● **Exercise task**
Each line containing the word "Prediction" must be collected.

● **Data for this exercise**

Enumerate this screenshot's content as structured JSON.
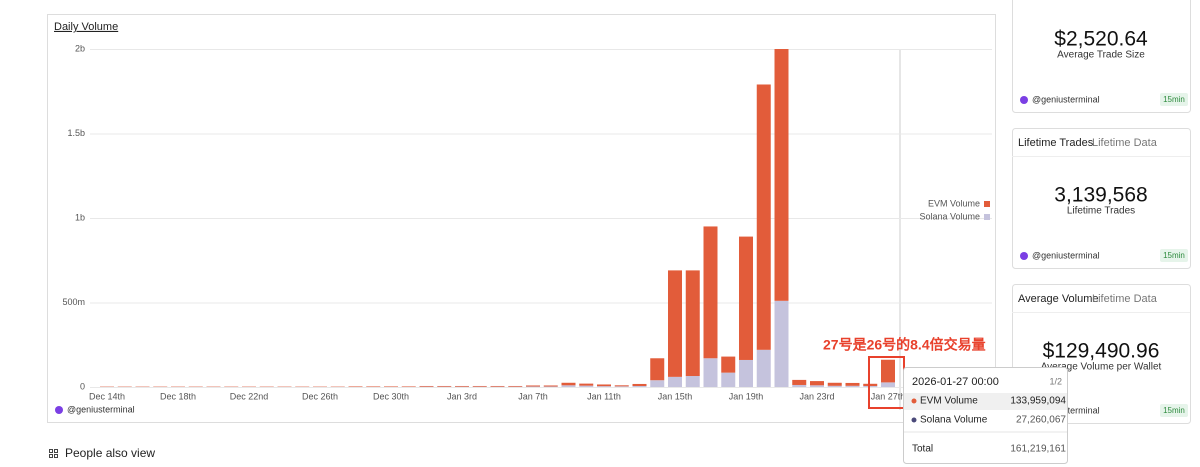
{
  "chart_data": {
    "type": "stacked_bar",
    "title": "Daily Volume",
    "categories": [
      "Dec 14th",
      null,
      null,
      null,
      "Dec 18th",
      null,
      null,
      null,
      "Dec 22nd",
      null,
      null,
      null,
      "Dec 26th",
      null,
      null,
      null,
      "Dec 30th",
      null,
      null,
      null,
      "Jan 3rd",
      null,
      null,
      null,
      "Jan 7th",
      null,
      null,
      null,
      "Jan 11th",
      null,
      null,
      null,
      "Jan 15th",
      null,
      null,
      null,
      "Jan 19th",
      null,
      null,
      null,
      "Jan 23rd",
      null,
      null,
      null,
      "Jan 27th"
    ],
    "series": [
      {
        "name": "EVM Volume",
        "color": "#e25c3a",
        "values": [
          2000000,
          2000000,
          2000000,
          2000000,
          2000000,
          2000000,
          2000000,
          2000000,
          2000000,
          2000000,
          2000000,
          2000000,
          2000000,
          2000000,
          3000000,
          3000000,
          3000000,
          3000000,
          4000000,
          4000000,
          4000000,
          4000000,
          4000000,
          4000000,
          6000000,
          6000000,
          15000000,
          12000000,
          10000000,
          6000000,
          12000000,
          130000000,
          630000000,
          625000000,
          780000000,
          95000000,
          730000000,
          1570000000,
          1490000000,
          30000000,
          25000000,
          18000000,
          17000000,
          13000000,
          133959094
        ]
      },
      {
        "name": "Solana Volume",
        "color": "#c5c3dd",
        "values": [
          1000000,
          1000000,
          1000000,
          1000000,
          1000000,
          1000000,
          1000000,
          1000000,
          1000000,
          1000000,
          1000000,
          1000000,
          1000000,
          1000000,
          1000000,
          1000000,
          1000000,
          1000000,
          2000000,
          2000000,
          2000000,
          2000000,
          2000000,
          2000000,
          3000000,
          3000000,
          10000000,
          8000000,
          5000000,
          4000000,
          6000000,
          40000000,
          60000000,
          65000000,
          170000000,
          85000000,
          160000000,
          220000000,
          510000000,
          12000000,
          10000000,
          7000000,
          7000000,
          6000000,
          27260067
        ]
      }
    ],
    "ylim": [
      0,
      2000000000
    ],
    "yticks": [
      0,
      {
        "value": 500000000,
        "label": "500m"
      },
      {
        "value": 1000000000,
        "label": "1b"
      },
      {
        "value": 1500000000,
        "label": "1.5b"
      },
      {
        "value": 2000000000,
        "label": "2b"
      }
    ],
    "grid": true,
    "legend": "right",
    "watermark": "@geniusterminal",
    "annotation": "27号是26号的8.4倍交易量"
  },
  "tooltip": {
    "date": "2026-01-27 00:00",
    "page": "1/2",
    "rows": [
      {
        "name": "EVM Volume",
        "value": "133,959,094"
      },
      {
        "name": "Solana Volume",
        "value": "27,260,067"
      }
    ],
    "total_label": "Total",
    "total": "161,219,161"
  },
  "cards": [
    {
      "value": "$2,520.64",
      "label": "Average Trade Size",
      "handle": "@geniusterminal",
      "badge": "15min"
    },
    {
      "header": "Lifetime Trades",
      "subheader": "Lifetime Data",
      "value": "3,139,568",
      "label": "Lifetime Trades",
      "handle": "@geniusterminal",
      "badge": "15min"
    },
    {
      "header": "Average Volume",
      "subheader": "Lifetime Data",
      "value": "$129,490.96",
      "label": "Average Volume per Wallet",
      "handle": "@geniusterminal",
      "badge": "15min"
    }
  ],
  "footer": "People also view"
}
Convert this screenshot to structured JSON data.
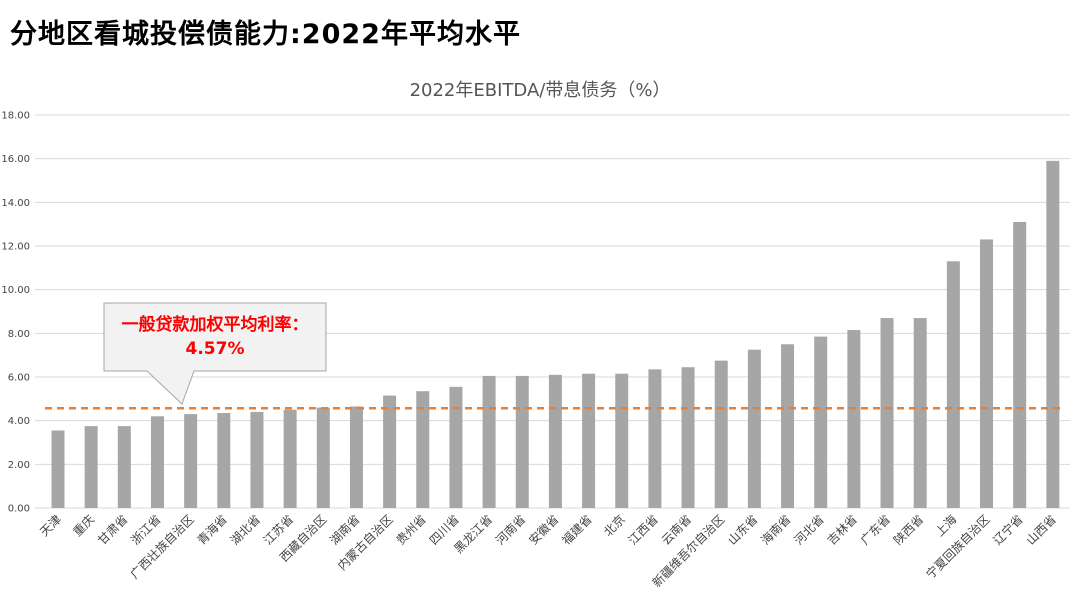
{
  "page": {
    "title": "分地区看城投偿债能力:2022年平均水平"
  },
  "chart_data": {
    "type": "bar",
    "title": "2022年EBITDA/带息债务（%）",
    "categories": [
      "天津",
      "重庆",
      "甘肃省",
      "浙江省",
      "广西壮族自治区",
      "青海省",
      "湖北省",
      "江苏省",
      "西藏自治区",
      "湖南省",
      "内蒙古自治区",
      "贵州省",
      "四川省",
      "黑龙江省",
      "河南省",
      "安徽省",
      "福建省",
      "北京",
      "江西省",
      "云南省",
      "新疆维吾尔自治区",
      "山东省",
      "海南省",
      "河北省",
      "吉林省",
      "广东省",
      "陕西省",
      "上海",
      "宁夏回族自治区",
      "辽宁省",
      "山西省"
    ],
    "values": [
      3.55,
      3.75,
      3.75,
      4.2,
      4.3,
      4.35,
      4.4,
      4.5,
      4.6,
      4.65,
      5.15,
      5.35,
      5.55,
      6.05,
      6.05,
      6.1,
      6.15,
      6.15,
      6.35,
      6.45,
      6.75,
      7.25,
      7.5,
      7.85,
      8.15,
      8.7,
      8.7,
      11.3,
      12.3,
      13.1,
      15.9
    ],
    "ylim": [
      0,
      18
    ],
    "yticks": [
      "0.00",
      "2.00",
      "4.00",
      "6.00",
      "8.00",
      "10.00",
      "12.00",
      "14.00",
      "16.00",
      "18.00"
    ],
    "grid": true,
    "bar_color": "#a6a6a6",
    "reference_line": {
      "value": 4.57,
      "color": "#ed7d31",
      "label_line1": "一般贷款加权平均利率：",
      "label_line2": "4.57%",
      "label_color": "#ff0000"
    }
  }
}
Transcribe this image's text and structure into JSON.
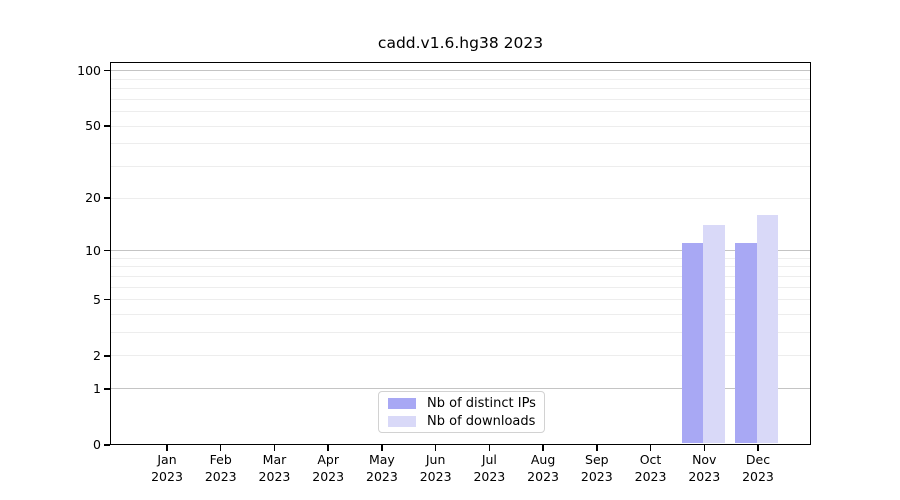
{
  "title": "cadd.v1.6.hg38 2023",
  "legend": {
    "items": [
      {
        "label": "Nb of distinct IPs",
        "color": "#a8a8f4"
      },
      {
        "label": "Nb of downloads",
        "color": "#d9d9f8"
      }
    ]
  },
  "colors": {
    "series_distinct_ips": "#a8a8f4",
    "series_downloads": "#d9d9f8",
    "major_gridline": "#c4c4c4",
    "minor_gridline": "#ededed",
    "axis": "#000000",
    "background": "#ffffff"
  },
  "chart_data": {
    "type": "bar",
    "title": "cadd.v1.6.hg38 2023",
    "xlabel": "",
    "ylabel": "",
    "categories": [
      "Jan 2023",
      "Feb 2023",
      "Mar 2023",
      "Apr 2023",
      "May 2023",
      "Jun 2023",
      "Jul 2023",
      "Aug 2023",
      "Sep 2023",
      "Oct 2023",
      "Nov 2023",
      "Dec 2023"
    ],
    "series": [
      {
        "name": "Nb of distinct IPs",
        "color": "#a8a8f4",
        "values": [
          0,
          0,
          0,
          0,
          0,
          0,
          0,
          0,
          0,
          0,
          11,
          11
        ]
      },
      {
        "name": "Nb of downloads",
        "color": "#d9d9f8",
        "values": [
          0,
          0,
          0,
          0,
          0,
          0,
          0,
          0,
          0,
          0,
          14,
          16
        ]
      }
    ],
    "yscale": "log1p",
    "y_ticks": [
      0,
      1,
      2,
      5,
      10,
      20,
      50,
      100
    ],
    "y_major_gridlines": [
      1,
      10,
      100
    ],
    "y_minor_gridlines": [
      2,
      3,
      4,
      5,
      6,
      7,
      8,
      9,
      20,
      30,
      40,
      50,
      60,
      70,
      80,
      90
    ],
    "ylim": [
      0,
      111
    ],
    "grid": true,
    "legend_position": "lower center"
  }
}
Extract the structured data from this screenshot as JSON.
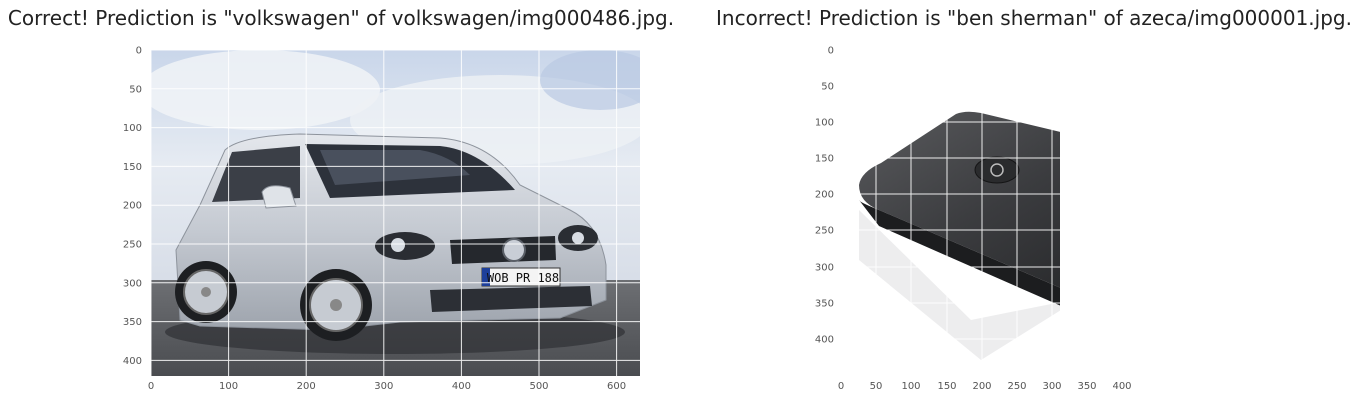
{
  "panels": [
    {
      "title": "Correct! Prediction is \"volkswagen\" of volkswagen/img000486.jpg.",
      "image_subject": "silver Volkswagen Golf hatchback",
      "license_plate": "WOB PR 188",
      "x_ticks": [
        "0",
        "100",
        "200",
        "300",
        "400",
        "500",
        "600"
      ],
      "y_ticks": [
        "0",
        "50",
        "100",
        "150",
        "200",
        "250",
        "300",
        "350",
        "400"
      ],
      "x_range": [
        0,
        630
      ],
      "y_range": [
        0,
        420
      ]
    },
    {
      "title": "Incorrect! Prediction is \"ben sherman\" of azeca/img000001.jpg.",
      "image_subject": "black AZECA bluetooth audio receiver",
      "device_brand": "AZECA",
      "x_ticks": [
        "0",
        "50",
        "100",
        "150",
        "200",
        "250",
        "300",
        "350",
        "400"
      ],
      "y_ticks": [
        "0",
        "50",
        "100",
        "150",
        "200",
        "250",
        "300",
        "350",
        "400"
      ],
      "x_range": [
        0,
        450
      ],
      "y_range": [
        0,
        450
      ]
    }
  ],
  "colors": {
    "grid": "#ffffff",
    "tick_text": "#555555",
    "axes_bg": "#eaeaf2"
  }
}
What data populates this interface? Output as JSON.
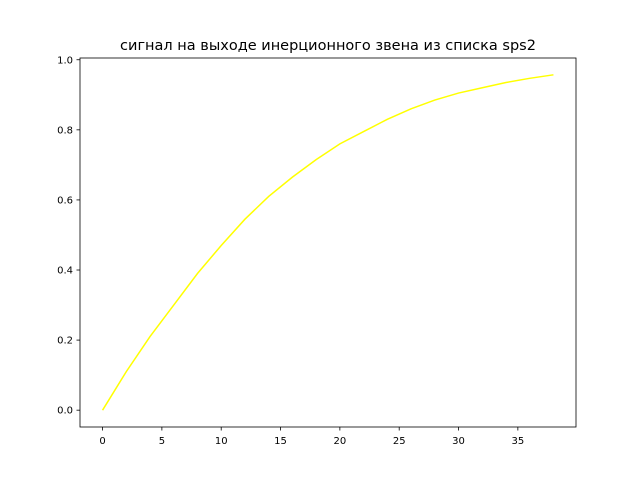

● **Task solution**
      "title": "Correct! Prediction is \"volkswagen\" of volkswagen/img000486.jpg.",
      "title": "Incorrect! Prediction is \"ben sherman\" of azeca/img000001.jpg.",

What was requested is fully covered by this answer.